■ TASKS FOR THIS EXERCISE:
- A) In the article on Fonterra's mymilk plan, what share of supply will mymilk be limited to for now?
- B) Summarize the article on Fonterra's mymilk plan in two sentences.
- C) Pick up the article on Fonterra's mymilk plan from its last sentence and keep writing.

■ PAGE EXCERPT:
Shareholder says plan to let farmers supply milk without buying shares ‘shifts goalposts’.

Fonterra’s plan to allow non-members to supply it with milk has sparked fears that it could end up eroding the group’s co-operative base.

In mid-December, Fonterra moved to shore up its supply base by forming a subsidiary – mymilk – to take in more milk without suppliers having to buy shares in the co-operative.

The initiative is aimed at farmers in the high-growth provinces of Southland, Otago and Canterbury and may involve others in the North Island over the next 12 months. As it stands, mymilk will be limited to providing 5 per cent of supply.

Up until now all suppliers have had to buy shares in Fonterra in order to supply the co-operative, but with mymilk farmers will be invited to apply for one-year contracts, renewable for a maximum of five years, without the obligation to buy shares.

Fonterra said prices paid to mymilk suppliers would never exceed the farm gate milk price set by the co-op, and prices could be up to 15 cents lower.

The Fonterra Shareholders Council, noting that Fonterra’s share of milk collected nationally had fallen from 96 per cent since its inception in 2001 to 87 per cent today, said it was “broadly supportive” of the plan.

But one Fonterra shareholder said the co-op had “shifted the goal posts” with mymilk and had not adequately consulted its farmers, in sharp contrast to the exhaustive consultation and voting process that was required to bring in the Trade Among Farmers share trading scheme late in 2012.

Part of the reasoning behind mymilk was that it would enable Fonterra to maximise usage of its southern plant, which it is already in the process of expanding. But the shareholder said the reason there was extra capacity in the South Island was that farmers had opted to sell their Fonterra shares to supply other entities who don’t require their shares to be bought.

“Fonterra is effectively losing the race because suppliers are going elsewhere,” she said.

“Fonterra is shifting the goal posts because they are not winning the race and what is happening is the rest of us suppliers who did not abandon Fonterra are actually going to be subsidising those suppliers who can come in without buying shares.”

Federated Farmers Waikato provincial president Chris Lewis said farmers were questioning the plans.

“Shareholders are asking where the co-op is heading, and I think it’s a fair question,” said Lewis, who does not supply Fonterra.

“You have got to give Fonterra credit for trying something to make sure that they are competitive and that they are the first choice for New Zealand farm owners.

[Listings of boxed layout items]
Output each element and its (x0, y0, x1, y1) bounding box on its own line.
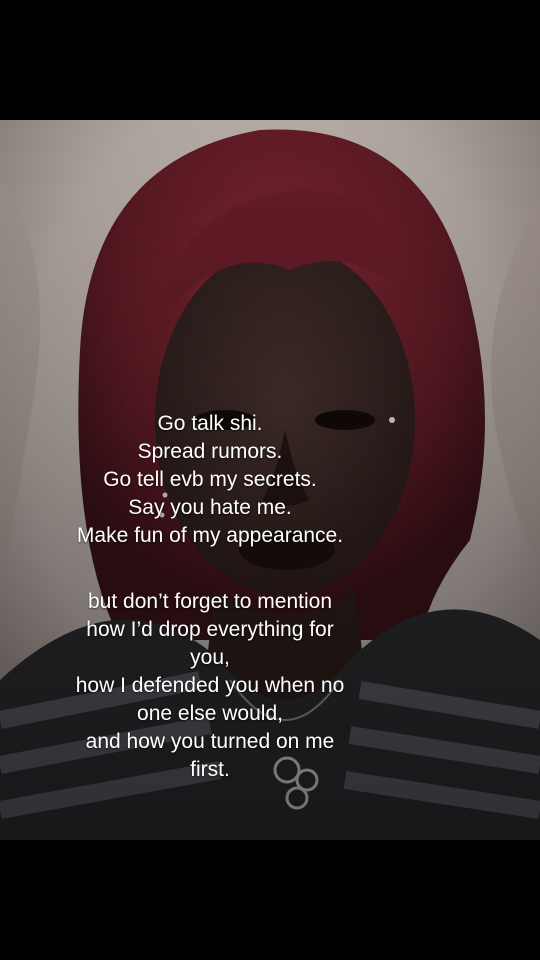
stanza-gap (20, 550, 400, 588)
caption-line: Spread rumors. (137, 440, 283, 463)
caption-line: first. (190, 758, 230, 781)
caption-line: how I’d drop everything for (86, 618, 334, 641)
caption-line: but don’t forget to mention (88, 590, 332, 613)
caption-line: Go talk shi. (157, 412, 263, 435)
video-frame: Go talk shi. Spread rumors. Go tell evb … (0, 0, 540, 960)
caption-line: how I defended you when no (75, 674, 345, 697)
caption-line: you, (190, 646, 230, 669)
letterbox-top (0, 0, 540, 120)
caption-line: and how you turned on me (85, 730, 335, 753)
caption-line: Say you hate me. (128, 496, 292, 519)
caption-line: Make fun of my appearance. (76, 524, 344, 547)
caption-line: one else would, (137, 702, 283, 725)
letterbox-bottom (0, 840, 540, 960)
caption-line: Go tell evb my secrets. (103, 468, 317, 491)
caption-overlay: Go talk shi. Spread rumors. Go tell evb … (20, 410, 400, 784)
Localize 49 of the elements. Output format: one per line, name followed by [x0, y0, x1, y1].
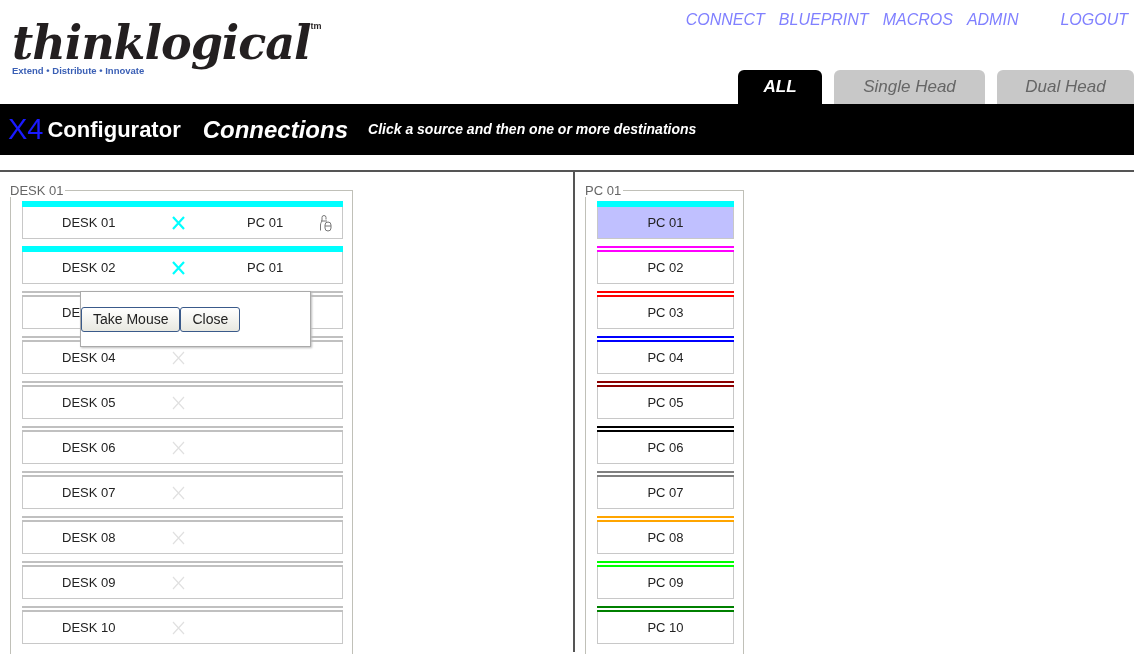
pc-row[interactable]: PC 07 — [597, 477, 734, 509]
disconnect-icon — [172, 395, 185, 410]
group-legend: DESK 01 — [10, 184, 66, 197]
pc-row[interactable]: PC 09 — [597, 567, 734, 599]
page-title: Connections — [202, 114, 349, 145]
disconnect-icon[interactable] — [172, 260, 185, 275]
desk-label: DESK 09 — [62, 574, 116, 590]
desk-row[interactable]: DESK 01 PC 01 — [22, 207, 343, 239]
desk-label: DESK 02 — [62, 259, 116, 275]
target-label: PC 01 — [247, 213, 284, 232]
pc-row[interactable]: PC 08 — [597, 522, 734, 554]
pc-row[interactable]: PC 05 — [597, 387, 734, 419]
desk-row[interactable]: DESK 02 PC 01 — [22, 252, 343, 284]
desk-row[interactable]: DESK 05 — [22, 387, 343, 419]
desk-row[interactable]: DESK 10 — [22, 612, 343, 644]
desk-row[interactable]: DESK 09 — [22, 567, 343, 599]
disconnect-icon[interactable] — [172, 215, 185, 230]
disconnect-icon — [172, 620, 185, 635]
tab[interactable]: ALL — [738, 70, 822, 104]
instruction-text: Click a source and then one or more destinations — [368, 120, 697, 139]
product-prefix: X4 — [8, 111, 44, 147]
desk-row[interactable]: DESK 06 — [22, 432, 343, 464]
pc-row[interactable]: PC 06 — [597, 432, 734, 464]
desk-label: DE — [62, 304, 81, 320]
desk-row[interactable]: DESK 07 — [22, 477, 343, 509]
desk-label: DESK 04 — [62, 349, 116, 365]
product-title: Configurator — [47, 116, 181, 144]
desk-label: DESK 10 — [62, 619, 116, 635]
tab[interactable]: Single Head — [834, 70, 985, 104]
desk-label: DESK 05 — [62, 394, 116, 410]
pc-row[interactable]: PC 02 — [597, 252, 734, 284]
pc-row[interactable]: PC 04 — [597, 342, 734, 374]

■ ANSWERS FOR THIS EXERCISE:
- A) 5 percent of supply.

- B) Fonterra has formed a subsidiary, mymilk, that lets farmers supply milk on one-year contracts without buying shares, at prices that never exceed the co-op's farm gate milk price and could be up to 15 cents lower. The Fonterra Shareholders Council is broadly supportive, but one shareholder said the co-op had shifted the goal posts without adequate consultation, and Federated Farmers Waikato president Chris Lewis said farmers were questioning where the co-op is heading.

- C)
“I just hope that they have got a solid business case where they can be competitive enough without offending their shareholders who are fully shared up,” Lewis said.

“In some cases farmers have paid millions of dollars to buy shares and they have borrowed that money, so I guess there is tension there with shareholders saying ‘Why have all this money borrowed if I can get the same prices without having all those shares’.”

Miles Hurrell, Fonterra Co-operative’s group director of co-operative affairs, said there would always be discussion within Fonterra’s large shareholder base.

He said they spent “quite some time” talking on the farm to various shareholders about mymilk.

“Once they have talked through the detail and the rationale behind the initiative, they understand and come on board,” Hurrell said.

“To remain globally relevant we have to ensure that our number one asset – New Zealand milk – is secure for the long term.

“It is a stepping stone, so it is supporting the existing shareholders by ensuring we bring in milk to the co-operative for the long run.

“We are certainly of the opinion that a fragmented industry is not in the best interests of New Zealand as a whole and we see that the strength of the co-op is paramount,” he said.

Hurrell pointed out that mymilk suppliers will not have access to its farmer initiative, Farmsource, which will have additional benefits rolled out this year.

“You only have to look at the number of new entrants to our industry – in the last five years in particular – to know that it is evolving and that Fonterra needs to ensure that we are doing the best thing in the interest of our shareholders,” he said.

Lewis said Fonterra should be congratulated for trying to ensure the co-operative remains competitive, and that it remains the first choice for New Zealand farm owners.

“But in the end, the market will decide.”